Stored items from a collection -
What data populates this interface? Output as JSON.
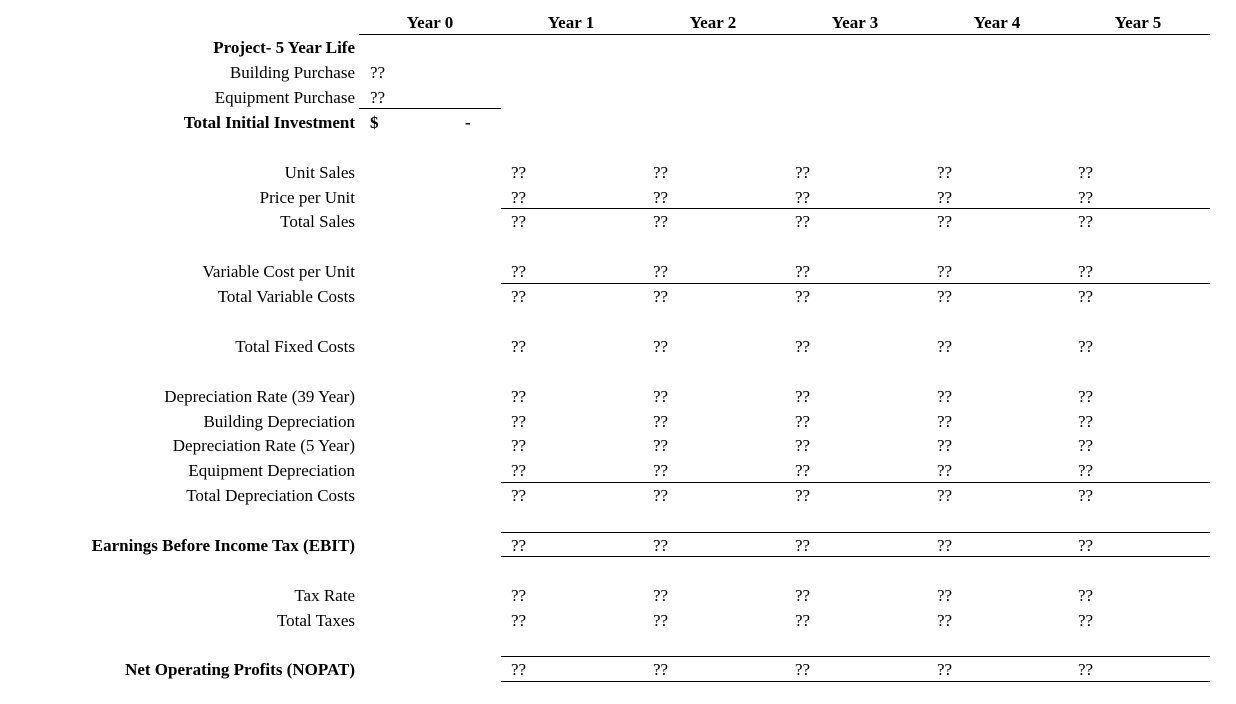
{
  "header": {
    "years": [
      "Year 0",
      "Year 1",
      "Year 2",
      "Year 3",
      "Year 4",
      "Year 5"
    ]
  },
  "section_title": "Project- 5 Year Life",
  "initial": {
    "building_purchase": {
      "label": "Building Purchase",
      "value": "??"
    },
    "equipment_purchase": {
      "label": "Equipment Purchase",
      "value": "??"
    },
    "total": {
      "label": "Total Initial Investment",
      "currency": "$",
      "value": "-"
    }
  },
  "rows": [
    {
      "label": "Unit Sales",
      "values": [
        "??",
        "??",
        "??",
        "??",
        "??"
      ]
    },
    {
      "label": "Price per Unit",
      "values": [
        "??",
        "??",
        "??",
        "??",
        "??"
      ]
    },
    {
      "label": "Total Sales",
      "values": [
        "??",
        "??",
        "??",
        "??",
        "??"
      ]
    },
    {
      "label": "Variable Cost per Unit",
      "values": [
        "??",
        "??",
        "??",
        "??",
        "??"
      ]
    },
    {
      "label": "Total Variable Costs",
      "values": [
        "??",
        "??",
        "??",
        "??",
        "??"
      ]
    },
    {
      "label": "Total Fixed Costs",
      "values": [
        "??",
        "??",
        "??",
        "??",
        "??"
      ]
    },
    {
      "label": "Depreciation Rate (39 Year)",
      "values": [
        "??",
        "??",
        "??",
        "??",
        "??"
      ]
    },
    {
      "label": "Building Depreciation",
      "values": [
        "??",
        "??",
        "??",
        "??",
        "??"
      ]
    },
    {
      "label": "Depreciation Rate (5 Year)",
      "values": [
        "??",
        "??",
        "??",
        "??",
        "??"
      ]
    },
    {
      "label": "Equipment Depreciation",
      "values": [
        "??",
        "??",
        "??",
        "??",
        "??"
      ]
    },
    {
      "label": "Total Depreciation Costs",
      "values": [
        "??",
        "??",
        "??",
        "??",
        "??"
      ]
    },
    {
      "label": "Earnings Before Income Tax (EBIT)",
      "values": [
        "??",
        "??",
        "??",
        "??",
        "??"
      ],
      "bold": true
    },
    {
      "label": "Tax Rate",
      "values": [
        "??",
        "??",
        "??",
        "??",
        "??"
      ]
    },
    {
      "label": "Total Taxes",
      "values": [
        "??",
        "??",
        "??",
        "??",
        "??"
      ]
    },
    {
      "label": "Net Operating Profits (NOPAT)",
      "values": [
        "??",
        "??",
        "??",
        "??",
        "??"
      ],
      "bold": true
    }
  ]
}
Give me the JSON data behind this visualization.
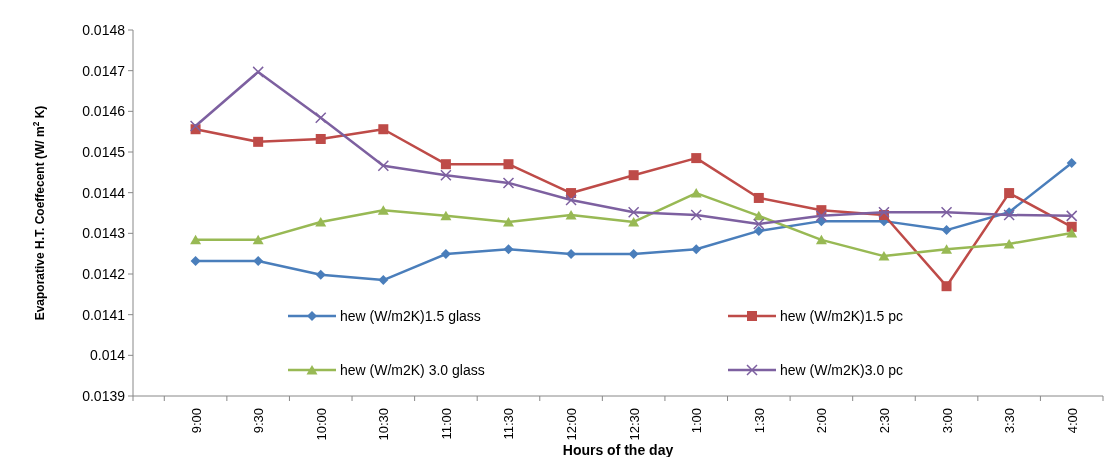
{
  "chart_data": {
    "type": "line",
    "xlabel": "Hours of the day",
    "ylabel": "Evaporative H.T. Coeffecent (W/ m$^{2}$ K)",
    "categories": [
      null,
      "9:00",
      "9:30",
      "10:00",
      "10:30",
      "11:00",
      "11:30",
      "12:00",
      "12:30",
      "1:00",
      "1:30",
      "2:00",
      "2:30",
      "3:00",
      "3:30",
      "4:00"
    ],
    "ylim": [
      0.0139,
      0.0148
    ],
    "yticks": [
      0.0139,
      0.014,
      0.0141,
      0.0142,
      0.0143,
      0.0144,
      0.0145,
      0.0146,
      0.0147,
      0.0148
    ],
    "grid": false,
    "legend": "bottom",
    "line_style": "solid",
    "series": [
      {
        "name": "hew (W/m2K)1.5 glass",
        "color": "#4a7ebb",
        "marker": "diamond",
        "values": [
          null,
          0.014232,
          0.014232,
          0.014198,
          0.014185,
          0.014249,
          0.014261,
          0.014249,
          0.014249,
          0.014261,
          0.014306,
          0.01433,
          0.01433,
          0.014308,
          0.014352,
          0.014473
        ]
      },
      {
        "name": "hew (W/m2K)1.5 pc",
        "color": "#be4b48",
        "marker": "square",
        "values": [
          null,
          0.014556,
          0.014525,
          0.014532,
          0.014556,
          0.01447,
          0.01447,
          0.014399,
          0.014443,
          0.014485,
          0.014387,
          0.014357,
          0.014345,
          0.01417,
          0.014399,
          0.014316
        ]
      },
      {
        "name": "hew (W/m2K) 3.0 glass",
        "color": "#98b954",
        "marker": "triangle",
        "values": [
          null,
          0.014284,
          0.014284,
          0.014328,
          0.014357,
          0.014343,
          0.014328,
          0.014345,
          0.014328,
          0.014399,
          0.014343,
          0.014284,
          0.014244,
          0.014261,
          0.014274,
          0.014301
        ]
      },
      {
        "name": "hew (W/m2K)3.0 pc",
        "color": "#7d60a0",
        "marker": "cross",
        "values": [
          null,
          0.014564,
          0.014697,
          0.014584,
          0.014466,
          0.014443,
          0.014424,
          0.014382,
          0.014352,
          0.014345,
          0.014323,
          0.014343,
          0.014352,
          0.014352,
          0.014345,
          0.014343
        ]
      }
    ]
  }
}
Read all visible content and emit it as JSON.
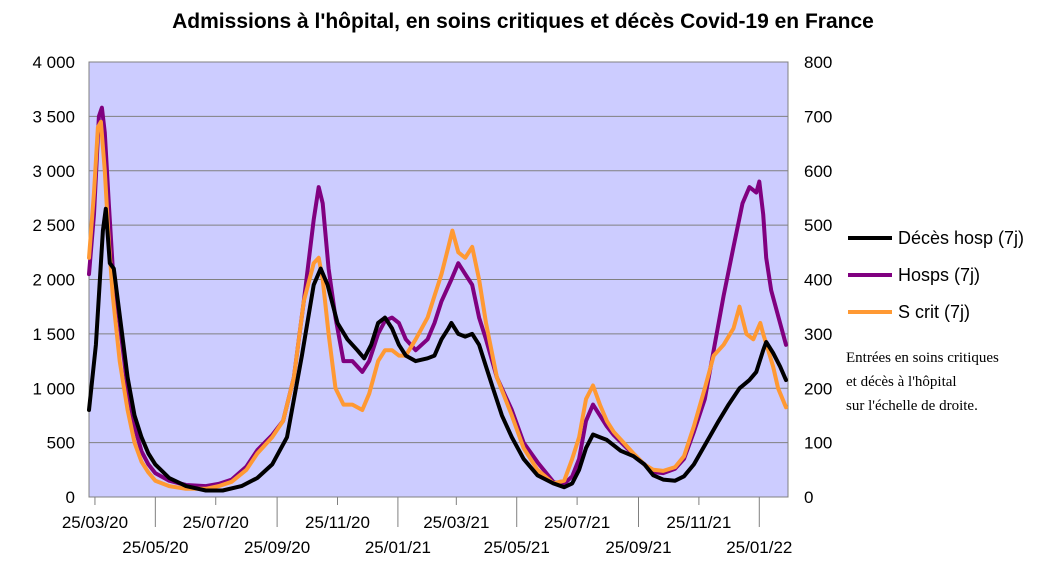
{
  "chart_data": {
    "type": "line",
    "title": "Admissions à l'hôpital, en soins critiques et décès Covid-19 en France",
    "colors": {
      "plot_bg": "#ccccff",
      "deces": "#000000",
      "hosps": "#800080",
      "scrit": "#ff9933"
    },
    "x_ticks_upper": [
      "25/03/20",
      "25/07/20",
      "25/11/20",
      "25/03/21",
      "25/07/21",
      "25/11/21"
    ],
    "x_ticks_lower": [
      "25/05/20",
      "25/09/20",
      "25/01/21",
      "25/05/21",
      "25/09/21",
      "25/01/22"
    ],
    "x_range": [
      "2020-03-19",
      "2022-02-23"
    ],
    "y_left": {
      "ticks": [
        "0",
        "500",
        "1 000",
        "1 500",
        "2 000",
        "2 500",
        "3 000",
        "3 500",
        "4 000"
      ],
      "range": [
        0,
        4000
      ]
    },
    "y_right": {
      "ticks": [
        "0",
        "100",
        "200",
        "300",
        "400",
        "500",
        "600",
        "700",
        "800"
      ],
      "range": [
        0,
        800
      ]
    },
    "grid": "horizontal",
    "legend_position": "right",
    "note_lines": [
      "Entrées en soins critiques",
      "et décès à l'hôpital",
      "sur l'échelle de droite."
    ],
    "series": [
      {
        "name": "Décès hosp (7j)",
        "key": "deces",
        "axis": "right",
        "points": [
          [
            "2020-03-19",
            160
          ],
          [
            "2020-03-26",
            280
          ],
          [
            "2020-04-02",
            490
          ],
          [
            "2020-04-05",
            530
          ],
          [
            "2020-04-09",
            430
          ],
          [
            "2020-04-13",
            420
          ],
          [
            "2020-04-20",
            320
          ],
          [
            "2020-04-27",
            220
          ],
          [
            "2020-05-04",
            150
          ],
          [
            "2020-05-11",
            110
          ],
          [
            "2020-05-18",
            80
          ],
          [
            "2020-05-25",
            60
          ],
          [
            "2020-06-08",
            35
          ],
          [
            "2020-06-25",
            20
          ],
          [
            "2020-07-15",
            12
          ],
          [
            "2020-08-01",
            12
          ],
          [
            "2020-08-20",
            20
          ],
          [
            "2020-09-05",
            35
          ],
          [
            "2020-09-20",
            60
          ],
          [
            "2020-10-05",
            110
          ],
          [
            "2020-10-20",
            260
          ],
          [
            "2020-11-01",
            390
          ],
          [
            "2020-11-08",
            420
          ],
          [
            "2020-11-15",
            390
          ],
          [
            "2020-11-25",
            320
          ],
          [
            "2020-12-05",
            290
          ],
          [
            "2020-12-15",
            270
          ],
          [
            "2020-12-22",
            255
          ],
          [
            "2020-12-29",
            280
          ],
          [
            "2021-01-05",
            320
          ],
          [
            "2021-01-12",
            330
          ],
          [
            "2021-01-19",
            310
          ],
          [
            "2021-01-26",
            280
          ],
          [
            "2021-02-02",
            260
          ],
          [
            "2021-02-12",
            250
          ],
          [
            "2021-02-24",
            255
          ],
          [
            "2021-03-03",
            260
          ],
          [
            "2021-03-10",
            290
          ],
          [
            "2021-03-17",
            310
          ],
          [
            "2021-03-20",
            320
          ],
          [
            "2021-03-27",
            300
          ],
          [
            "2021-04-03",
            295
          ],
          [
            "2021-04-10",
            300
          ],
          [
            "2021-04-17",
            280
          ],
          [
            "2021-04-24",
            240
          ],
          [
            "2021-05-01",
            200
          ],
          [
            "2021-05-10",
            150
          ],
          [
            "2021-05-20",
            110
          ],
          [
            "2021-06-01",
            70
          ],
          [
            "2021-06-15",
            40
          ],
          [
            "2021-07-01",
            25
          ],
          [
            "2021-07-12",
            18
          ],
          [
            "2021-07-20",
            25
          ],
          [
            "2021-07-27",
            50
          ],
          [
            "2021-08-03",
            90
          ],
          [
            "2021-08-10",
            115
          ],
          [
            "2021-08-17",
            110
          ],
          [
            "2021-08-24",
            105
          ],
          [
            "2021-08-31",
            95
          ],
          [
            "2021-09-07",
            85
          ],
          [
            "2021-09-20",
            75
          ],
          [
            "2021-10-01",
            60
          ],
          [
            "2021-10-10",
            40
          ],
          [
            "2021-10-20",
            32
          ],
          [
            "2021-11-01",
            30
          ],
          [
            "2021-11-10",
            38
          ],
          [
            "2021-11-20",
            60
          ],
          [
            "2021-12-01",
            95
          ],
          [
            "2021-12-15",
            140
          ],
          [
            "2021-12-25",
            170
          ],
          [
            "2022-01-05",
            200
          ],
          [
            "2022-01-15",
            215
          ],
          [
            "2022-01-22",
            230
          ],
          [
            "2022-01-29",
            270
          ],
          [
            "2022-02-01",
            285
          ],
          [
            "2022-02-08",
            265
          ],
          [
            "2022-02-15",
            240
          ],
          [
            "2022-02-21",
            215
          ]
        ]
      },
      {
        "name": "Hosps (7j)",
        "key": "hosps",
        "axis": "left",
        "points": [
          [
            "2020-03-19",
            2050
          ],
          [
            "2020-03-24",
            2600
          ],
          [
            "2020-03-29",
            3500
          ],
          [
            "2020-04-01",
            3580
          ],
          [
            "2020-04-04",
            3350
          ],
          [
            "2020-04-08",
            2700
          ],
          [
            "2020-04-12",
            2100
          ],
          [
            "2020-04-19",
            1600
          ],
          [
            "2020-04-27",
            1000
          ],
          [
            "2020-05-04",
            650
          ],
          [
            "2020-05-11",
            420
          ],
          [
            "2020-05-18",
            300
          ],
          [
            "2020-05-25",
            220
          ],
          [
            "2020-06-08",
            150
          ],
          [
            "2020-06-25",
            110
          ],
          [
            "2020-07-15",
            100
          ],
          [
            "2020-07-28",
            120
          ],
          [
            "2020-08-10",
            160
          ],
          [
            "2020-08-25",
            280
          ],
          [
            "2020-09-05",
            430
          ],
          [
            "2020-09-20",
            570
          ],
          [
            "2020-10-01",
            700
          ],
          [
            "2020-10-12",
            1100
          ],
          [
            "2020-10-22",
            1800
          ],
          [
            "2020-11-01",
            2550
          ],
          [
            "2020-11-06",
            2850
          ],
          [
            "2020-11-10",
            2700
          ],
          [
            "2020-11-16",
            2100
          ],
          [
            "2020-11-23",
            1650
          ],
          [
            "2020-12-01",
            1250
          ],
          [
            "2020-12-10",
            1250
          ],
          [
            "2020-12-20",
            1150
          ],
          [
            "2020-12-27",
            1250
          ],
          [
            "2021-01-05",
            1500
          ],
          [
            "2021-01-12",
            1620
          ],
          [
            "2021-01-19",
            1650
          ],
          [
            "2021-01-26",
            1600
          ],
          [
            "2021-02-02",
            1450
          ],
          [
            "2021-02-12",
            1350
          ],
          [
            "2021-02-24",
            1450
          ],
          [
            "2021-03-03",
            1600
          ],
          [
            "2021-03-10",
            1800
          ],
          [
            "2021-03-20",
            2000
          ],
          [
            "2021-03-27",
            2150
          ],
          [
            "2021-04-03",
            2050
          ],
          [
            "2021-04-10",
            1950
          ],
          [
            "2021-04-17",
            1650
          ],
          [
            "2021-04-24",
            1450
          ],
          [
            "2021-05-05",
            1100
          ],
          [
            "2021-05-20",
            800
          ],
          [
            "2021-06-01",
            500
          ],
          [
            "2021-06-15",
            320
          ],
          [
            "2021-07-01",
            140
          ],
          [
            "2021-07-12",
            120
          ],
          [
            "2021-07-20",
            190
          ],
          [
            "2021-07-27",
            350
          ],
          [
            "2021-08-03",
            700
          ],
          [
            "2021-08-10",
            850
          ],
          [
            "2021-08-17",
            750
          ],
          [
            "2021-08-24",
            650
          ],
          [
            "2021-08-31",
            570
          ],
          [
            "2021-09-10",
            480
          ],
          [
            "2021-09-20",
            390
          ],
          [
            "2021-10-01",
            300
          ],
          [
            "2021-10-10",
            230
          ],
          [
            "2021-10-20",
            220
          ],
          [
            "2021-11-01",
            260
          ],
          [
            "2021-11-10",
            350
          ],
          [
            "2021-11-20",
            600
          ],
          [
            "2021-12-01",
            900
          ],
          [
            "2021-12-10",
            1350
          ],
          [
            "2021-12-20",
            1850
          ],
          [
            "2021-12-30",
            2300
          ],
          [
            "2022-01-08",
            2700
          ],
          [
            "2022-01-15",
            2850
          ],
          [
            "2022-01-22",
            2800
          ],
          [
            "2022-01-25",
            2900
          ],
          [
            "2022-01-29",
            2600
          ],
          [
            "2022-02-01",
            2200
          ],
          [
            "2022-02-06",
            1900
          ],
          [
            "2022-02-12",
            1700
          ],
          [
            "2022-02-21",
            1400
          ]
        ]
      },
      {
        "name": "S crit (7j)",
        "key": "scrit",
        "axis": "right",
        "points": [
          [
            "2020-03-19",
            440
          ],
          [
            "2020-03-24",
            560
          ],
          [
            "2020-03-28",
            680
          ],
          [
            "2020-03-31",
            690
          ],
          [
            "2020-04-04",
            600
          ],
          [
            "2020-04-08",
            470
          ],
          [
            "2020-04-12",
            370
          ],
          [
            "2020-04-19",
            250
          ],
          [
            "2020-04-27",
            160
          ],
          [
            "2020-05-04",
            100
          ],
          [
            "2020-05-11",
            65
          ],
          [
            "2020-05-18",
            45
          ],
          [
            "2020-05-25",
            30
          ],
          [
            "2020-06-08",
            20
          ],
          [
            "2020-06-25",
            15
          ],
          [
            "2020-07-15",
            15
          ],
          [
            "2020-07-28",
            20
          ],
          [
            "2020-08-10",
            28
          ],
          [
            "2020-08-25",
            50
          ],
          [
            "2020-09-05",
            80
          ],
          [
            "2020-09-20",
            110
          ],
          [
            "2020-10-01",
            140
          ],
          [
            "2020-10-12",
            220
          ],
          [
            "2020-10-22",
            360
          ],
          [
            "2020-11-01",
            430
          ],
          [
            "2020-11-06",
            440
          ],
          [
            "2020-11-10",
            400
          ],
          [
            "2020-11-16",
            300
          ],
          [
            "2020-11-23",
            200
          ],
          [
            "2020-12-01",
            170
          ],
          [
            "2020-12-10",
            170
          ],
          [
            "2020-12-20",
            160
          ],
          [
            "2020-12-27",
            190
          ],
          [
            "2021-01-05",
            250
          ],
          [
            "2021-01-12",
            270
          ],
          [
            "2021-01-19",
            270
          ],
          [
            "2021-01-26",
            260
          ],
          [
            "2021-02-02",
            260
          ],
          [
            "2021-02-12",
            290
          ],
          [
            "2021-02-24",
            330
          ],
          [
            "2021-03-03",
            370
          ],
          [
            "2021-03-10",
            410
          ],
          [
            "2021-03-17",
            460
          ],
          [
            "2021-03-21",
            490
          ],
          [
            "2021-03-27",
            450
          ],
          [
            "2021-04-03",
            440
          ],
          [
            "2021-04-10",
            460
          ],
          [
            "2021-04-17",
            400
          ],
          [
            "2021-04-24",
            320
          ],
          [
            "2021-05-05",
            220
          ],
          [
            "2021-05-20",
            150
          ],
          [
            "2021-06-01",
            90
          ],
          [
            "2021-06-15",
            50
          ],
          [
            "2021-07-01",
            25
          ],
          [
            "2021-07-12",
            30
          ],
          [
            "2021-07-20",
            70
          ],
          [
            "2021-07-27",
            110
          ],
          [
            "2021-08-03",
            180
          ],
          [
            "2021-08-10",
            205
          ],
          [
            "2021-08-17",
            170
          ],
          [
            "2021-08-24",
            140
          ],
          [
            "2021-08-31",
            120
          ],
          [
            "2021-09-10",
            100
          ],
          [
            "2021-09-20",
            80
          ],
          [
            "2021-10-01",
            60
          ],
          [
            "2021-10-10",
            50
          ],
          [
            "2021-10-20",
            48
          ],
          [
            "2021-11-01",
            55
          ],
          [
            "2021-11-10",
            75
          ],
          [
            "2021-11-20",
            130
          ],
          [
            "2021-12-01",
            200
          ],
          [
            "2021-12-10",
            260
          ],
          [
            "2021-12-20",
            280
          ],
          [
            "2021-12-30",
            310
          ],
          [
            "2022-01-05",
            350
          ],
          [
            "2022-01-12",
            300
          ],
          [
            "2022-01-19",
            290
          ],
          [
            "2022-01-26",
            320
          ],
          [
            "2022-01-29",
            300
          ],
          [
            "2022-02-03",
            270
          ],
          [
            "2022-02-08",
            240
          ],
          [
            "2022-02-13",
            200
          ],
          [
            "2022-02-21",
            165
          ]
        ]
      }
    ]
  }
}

TASK DETAILS -
Sift through the entries and copy every line with "Unit".

FINAL RESULT -
      "label": "Unit Sales",
      "label": "Price per Unit",
      "label": "Variable Cost per Unit",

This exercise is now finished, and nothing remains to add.